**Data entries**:
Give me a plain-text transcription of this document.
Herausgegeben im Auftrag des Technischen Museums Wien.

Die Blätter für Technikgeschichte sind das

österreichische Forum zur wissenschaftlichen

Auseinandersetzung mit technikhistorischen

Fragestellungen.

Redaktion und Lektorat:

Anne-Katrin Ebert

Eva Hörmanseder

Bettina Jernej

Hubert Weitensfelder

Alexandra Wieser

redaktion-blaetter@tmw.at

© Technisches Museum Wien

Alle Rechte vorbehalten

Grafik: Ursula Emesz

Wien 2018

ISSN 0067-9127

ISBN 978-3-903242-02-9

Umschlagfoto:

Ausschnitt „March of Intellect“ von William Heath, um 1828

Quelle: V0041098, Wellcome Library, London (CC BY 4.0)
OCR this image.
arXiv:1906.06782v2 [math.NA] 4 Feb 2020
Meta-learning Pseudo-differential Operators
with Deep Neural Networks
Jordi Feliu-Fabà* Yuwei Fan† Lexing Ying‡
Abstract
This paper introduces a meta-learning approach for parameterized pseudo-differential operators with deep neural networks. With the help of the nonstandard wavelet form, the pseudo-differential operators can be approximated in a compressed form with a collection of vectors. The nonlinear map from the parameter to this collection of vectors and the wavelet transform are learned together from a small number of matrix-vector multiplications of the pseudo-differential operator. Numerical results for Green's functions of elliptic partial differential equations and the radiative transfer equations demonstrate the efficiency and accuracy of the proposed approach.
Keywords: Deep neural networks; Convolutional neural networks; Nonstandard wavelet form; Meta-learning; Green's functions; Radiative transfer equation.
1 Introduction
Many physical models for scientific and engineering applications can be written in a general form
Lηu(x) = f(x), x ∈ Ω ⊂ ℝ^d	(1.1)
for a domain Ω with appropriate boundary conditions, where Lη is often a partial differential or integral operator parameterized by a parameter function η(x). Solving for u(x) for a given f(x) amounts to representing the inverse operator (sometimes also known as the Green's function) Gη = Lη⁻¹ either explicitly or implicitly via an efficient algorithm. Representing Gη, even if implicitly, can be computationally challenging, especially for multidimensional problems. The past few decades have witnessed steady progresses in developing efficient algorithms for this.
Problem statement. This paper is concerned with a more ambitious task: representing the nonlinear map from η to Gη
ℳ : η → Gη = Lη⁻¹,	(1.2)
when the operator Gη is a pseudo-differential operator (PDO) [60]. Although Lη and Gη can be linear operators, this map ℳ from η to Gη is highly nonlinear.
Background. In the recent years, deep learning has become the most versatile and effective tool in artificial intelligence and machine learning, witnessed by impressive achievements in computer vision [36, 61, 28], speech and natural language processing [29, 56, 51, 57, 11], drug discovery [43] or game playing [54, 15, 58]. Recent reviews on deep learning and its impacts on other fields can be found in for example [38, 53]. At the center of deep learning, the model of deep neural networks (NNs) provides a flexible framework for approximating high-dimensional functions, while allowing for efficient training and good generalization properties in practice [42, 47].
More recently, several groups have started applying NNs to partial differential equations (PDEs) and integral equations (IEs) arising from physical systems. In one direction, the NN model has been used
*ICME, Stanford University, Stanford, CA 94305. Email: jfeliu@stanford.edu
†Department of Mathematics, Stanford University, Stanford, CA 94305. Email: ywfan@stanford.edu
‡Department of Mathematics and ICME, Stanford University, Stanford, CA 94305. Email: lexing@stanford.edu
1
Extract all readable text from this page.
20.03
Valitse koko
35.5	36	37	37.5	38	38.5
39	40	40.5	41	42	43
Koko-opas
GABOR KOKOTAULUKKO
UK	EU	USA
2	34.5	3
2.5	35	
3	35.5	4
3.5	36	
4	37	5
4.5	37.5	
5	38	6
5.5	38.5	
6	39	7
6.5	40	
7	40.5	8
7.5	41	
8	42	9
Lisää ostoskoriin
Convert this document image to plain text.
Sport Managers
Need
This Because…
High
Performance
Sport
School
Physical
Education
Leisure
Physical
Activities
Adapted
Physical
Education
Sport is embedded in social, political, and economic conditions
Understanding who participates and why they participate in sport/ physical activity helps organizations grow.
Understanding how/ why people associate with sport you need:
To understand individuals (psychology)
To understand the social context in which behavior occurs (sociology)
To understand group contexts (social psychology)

**DIRECTIONS**: For the data above, state how many lines contain "Email"; the number is the whole answer.

**ANSWER TO THE EXERCISE**: 3